> **Records provided**
########################################
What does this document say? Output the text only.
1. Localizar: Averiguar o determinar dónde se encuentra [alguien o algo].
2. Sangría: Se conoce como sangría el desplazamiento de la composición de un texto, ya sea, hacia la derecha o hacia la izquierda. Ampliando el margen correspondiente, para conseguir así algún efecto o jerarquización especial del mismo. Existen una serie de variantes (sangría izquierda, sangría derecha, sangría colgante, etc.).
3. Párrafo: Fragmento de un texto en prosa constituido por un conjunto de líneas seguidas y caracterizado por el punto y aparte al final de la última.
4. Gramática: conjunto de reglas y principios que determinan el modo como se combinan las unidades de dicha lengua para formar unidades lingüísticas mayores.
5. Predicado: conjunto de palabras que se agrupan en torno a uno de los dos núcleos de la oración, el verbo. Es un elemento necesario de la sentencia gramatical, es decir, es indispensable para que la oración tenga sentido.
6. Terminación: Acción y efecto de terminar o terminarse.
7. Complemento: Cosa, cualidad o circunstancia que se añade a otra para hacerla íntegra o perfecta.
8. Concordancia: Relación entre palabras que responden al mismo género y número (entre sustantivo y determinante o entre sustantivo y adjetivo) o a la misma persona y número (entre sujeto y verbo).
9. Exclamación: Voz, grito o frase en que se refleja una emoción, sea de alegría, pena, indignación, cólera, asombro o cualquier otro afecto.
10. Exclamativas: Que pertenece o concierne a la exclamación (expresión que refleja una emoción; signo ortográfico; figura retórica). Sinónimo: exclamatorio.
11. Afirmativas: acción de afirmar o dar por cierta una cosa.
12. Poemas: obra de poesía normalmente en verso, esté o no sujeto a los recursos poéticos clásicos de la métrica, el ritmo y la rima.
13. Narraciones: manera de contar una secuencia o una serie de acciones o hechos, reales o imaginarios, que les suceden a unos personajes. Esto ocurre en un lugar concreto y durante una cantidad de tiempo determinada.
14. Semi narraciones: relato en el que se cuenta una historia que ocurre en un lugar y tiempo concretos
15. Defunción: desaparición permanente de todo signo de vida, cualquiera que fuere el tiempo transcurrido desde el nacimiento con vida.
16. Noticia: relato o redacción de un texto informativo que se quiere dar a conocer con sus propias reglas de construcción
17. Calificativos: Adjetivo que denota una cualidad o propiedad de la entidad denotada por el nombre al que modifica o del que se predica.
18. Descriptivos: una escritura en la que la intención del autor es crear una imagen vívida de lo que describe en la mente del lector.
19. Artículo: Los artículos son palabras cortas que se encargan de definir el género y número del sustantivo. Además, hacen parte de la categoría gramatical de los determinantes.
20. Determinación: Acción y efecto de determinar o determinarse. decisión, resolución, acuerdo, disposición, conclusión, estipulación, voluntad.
########################################
> **Directions**
Faithfully copy every entry, leaving nothing out.

> **Finished task**
What does this document say? Output the text only.
1. Localizar: Averiguar o determinar dónde se encuentra [alguien o algo].
2. Sangría: Se conoce como sangría el desplazamiento de la composición de un texto, ya sea, hacia la derecha o hacia la izquierda. Ampliando el margen correspondiente, para conseguir así algún efecto o jerarquización especial del mismo. Existen una serie de variantes (sangría izquierda, sangría derecha, sangría colgante, etc.).
3. Párrafo: Fragmento de un texto en prosa constituido por un conjunto de líneas seguidas y caracterizado por el punto y aparte al final de la última.
4. Gramática: conjunto de reglas y principios que determinan el modo como se combinan las unidades de dicha lengua para formar unidades lingüísticas mayores.
5. Predicado: conjunto de palabras que se agrupan en torno a uno de los dos núcleos de la oración, el verbo. Es un elemento necesario de la sentencia gramatical, es decir, es indispensable para que la oración tenga sentido.
6. Terminación: Acción y efecto de terminar o terminarse.
7. Complemento: Cosa, cualidad o circunstancia que se añade a otra para hacerla íntegra o perfecta.
8. Concordancia: Relación entre palabras que responden al mismo género y número (entre sustantivo y determinante o entre sustantivo y adjetivo) o a la misma persona y número (entre sujeto y verbo).
9. Exclamación: Voz, grito o frase en que se refleja una emoción, sea de alegría, pena, indignación, cólera, asombro o cualquier otro afecto.
10. Exclamativas: Que pertenece o concierne a la exclamación (expresión que refleja una emoción; signo ortográfico; figura retórica). Sinónimo: exclamatorio.
11. Afirmativas: acción de afirmar o dar por cierta una cosa.
12. Poemas: obra de poesía normalmente en verso, esté o no sujeto a los recursos poéticos clásicos de la métrica, el ritmo y la rima.
13. Narraciones: manera de contar una secuencia o una serie de acciones o hechos, reales o imaginarios, que les suceden a unos personajes. Esto ocurre en un lugar concreto y durante una cantidad de tiempo determinada.
14. Semi narraciones: relato en el que se cuenta una historia que ocurre en un lugar y tiempo concretos
15. Defunción: desaparición permanente de todo signo de vida, cualquiera que fuere el tiempo transcurrido desde el nacimiento con vida.
16. Noticia: relato o redacción de un texto informativo que se quiere dar a conocer con sus propias reglas de construcción
17. Calificativos: Adjetivo que denota una cualidad o propiedad de la entidad denotada por el nombre al que modifica o del que se predica.
18. Descriptivos: una escritura en la que la intención del autor es crear una imagen vívida de lo que describe en la mente del lector.
19. Artículo: Los artículos son palabras cortas que se encargan de definir el género y número del sustantivo. Además, hacen parte de la categoría gramatical de los determinantes.
20. Determinación: Acción y efecto de determinar o determinarse. decisión, resolución, acuerdo, disposición, conclusión, estipulación, voluntad.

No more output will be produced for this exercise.